### Short task
Every line that contains the word "text" should be copied out.

### Listed records
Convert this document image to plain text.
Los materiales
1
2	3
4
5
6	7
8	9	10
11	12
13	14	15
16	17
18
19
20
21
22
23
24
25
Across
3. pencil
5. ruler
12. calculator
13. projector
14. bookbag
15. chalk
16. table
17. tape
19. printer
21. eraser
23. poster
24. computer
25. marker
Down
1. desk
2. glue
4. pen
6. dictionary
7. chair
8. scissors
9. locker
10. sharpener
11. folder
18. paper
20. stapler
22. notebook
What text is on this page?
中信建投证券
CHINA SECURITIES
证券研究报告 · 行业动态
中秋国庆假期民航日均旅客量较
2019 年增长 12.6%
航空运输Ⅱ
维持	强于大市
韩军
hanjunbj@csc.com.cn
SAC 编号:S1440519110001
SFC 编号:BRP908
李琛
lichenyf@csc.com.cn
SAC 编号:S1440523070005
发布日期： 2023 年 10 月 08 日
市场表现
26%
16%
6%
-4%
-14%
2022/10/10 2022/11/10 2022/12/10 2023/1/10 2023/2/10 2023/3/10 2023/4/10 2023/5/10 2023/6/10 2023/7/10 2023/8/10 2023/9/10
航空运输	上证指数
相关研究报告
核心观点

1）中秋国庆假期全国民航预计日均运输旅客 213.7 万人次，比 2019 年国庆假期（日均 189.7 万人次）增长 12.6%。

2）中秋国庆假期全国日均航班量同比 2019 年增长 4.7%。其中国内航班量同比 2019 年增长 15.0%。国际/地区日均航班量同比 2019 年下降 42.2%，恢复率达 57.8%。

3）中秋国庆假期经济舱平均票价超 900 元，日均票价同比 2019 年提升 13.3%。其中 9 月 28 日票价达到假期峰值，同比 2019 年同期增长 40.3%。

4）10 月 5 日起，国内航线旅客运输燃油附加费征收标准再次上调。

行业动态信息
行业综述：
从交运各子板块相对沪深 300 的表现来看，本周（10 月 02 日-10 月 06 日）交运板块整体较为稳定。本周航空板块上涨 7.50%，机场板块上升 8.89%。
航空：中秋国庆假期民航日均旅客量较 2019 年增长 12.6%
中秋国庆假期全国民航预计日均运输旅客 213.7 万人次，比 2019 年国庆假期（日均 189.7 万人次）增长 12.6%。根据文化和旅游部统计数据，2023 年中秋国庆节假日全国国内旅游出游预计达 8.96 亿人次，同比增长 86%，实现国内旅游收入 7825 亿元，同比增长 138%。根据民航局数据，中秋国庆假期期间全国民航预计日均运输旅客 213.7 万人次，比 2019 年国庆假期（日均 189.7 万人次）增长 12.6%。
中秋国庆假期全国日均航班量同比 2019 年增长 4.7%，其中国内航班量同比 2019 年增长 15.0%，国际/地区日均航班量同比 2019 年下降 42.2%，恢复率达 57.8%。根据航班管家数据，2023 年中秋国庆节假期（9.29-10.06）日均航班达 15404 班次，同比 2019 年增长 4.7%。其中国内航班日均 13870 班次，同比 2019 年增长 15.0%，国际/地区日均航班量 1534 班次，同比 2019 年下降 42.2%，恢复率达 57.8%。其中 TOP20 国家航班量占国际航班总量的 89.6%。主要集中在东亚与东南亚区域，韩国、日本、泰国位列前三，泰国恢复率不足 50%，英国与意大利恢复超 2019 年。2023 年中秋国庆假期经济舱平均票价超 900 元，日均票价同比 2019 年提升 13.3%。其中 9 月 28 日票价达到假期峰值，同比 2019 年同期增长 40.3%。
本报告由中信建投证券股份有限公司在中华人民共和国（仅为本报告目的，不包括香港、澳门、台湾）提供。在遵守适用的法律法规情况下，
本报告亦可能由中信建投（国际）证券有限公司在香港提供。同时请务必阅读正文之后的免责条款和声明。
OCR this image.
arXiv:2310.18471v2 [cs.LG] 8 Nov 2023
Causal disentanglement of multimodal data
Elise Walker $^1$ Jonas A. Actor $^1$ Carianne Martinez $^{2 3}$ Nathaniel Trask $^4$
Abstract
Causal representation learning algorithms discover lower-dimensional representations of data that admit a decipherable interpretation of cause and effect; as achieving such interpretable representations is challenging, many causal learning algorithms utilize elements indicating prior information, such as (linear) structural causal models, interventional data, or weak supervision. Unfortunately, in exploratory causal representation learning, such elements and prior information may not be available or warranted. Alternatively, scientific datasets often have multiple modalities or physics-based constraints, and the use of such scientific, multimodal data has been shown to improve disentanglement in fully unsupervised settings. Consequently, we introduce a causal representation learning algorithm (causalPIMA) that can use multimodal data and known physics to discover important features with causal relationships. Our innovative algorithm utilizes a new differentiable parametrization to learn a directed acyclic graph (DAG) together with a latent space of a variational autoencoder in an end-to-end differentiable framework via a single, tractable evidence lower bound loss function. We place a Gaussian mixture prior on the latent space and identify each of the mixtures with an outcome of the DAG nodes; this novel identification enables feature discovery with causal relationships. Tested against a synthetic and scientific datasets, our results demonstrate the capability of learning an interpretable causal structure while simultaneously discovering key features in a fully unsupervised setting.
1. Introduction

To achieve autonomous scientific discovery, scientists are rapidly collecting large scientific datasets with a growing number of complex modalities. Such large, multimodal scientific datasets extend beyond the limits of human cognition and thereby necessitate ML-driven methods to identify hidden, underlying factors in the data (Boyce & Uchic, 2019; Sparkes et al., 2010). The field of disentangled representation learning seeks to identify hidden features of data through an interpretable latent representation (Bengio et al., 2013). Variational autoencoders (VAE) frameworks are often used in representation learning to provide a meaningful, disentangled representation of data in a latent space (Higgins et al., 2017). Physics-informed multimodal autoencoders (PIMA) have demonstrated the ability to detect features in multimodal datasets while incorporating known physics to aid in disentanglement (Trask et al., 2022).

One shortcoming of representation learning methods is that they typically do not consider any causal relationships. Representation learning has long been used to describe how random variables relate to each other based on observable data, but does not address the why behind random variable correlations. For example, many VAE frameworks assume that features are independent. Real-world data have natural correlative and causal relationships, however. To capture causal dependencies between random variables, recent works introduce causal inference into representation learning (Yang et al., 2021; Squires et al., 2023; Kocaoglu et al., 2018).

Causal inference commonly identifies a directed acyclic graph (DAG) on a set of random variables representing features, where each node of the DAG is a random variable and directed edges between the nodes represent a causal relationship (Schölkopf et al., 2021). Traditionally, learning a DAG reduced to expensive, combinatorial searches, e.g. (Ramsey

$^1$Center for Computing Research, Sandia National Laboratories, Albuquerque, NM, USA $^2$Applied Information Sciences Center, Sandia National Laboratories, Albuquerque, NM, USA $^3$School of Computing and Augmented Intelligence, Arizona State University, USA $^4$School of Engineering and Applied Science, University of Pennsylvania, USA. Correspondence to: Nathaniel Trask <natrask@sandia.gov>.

### Exercise output
Convert this document image to plain text.
What text is on this page?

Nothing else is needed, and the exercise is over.